**To be done:**
Leave out every picture, and restate word for word only the lines from the one containing "Decode this image" through the end of the material.

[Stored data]
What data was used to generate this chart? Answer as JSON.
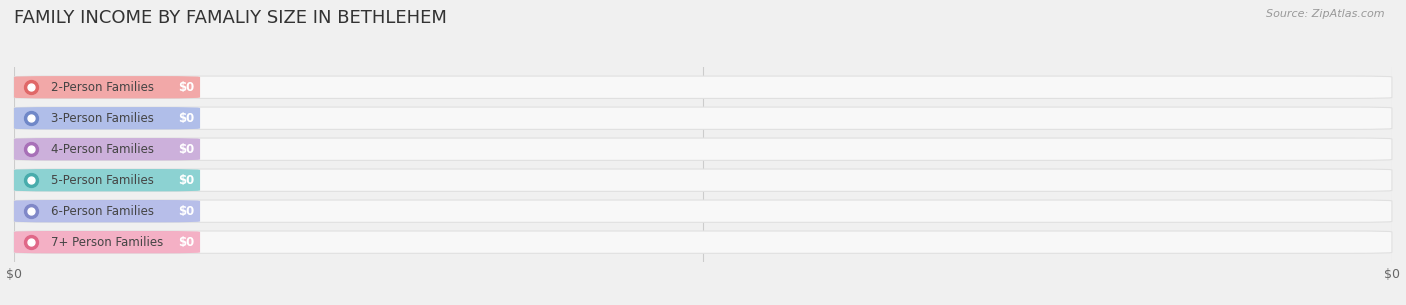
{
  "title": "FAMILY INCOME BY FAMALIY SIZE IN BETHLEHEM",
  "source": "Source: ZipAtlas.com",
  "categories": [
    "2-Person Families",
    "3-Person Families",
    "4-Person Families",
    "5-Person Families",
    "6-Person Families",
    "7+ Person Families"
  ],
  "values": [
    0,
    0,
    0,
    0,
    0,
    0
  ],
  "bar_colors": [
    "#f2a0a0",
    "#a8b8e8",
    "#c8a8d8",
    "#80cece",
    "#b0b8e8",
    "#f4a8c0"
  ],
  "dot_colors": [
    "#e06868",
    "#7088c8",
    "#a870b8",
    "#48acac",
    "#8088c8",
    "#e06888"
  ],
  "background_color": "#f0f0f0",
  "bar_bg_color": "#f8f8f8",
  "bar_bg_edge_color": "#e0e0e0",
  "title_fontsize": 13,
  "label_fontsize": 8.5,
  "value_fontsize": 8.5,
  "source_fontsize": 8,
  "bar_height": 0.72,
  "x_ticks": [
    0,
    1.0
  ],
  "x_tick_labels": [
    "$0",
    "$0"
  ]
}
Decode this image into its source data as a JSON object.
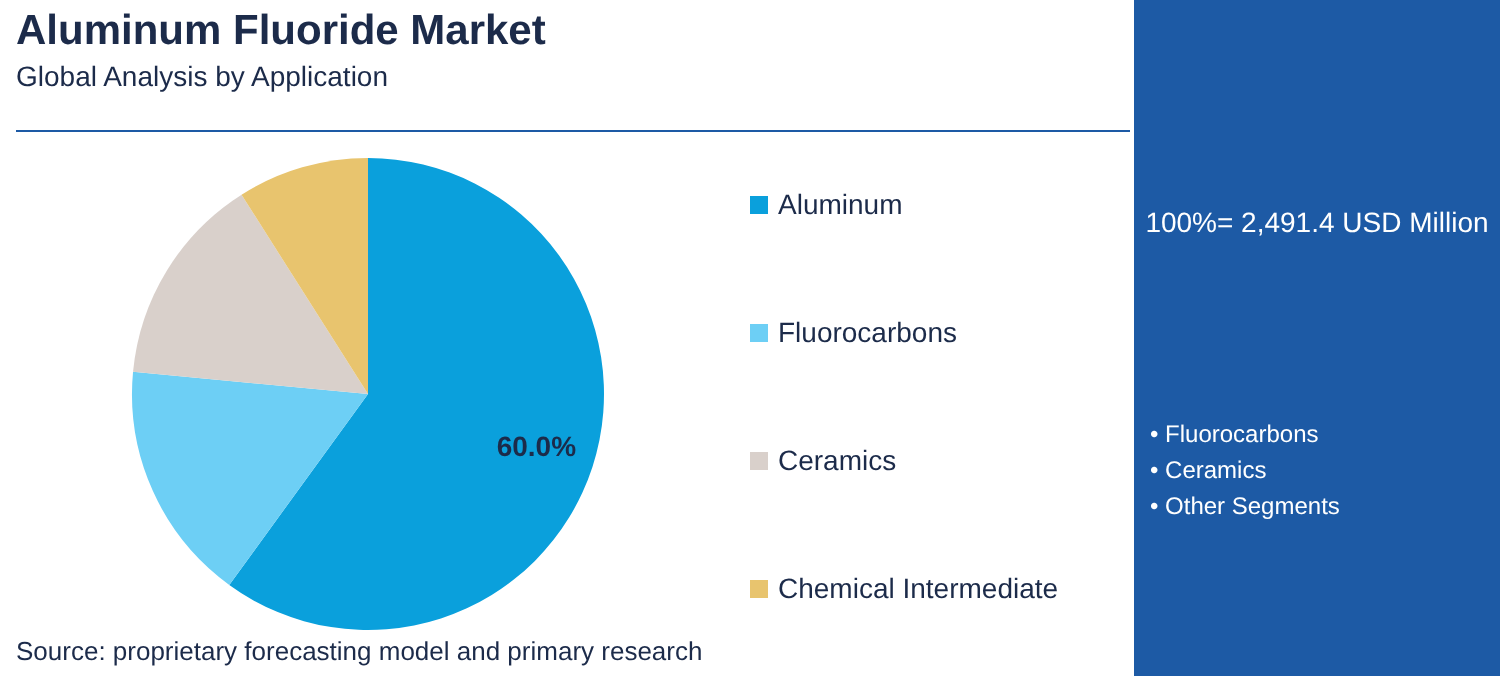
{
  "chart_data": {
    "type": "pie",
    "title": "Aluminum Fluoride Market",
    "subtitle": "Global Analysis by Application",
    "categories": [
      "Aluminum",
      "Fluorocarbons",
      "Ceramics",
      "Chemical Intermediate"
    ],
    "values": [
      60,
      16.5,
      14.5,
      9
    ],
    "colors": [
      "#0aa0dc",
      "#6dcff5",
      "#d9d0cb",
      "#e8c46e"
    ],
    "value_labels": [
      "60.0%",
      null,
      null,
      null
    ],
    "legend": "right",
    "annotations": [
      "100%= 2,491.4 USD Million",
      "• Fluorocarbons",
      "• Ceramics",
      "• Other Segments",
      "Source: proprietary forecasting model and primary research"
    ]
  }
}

**Output for this task:**
Decode this image into its source data as a JSON object.
{
  "chart_data": {
    "type": "pie",
    "title": "Aluminum Fluoride Market",
    "subtitle": "Global Analysis by Application",
    "categories": [
      "Aluminum",
      "Fluorocarbons",
      "Ceramics",
      "Chemical Intermediate"
    ],
    "values": [
      60,
      16.5,
      14.5,
      9
    ],
    "colors": [
      "#0aa0dc",
      "#6dcff5",
      "#d9d0cb",
      "#e8c46e"
    ],
    "value_labels": [
      "60.0%",
      null,
      null,
      null
    ],
    "legend": "right",
    "annotations": [
      "100%= 2,491.4 USD Million",
      "• Fluorocarbons",
      "• Ceramics",
      "• Other Segments",
      "Source: proprietary forecasting model and primary research"
    ]
  }
}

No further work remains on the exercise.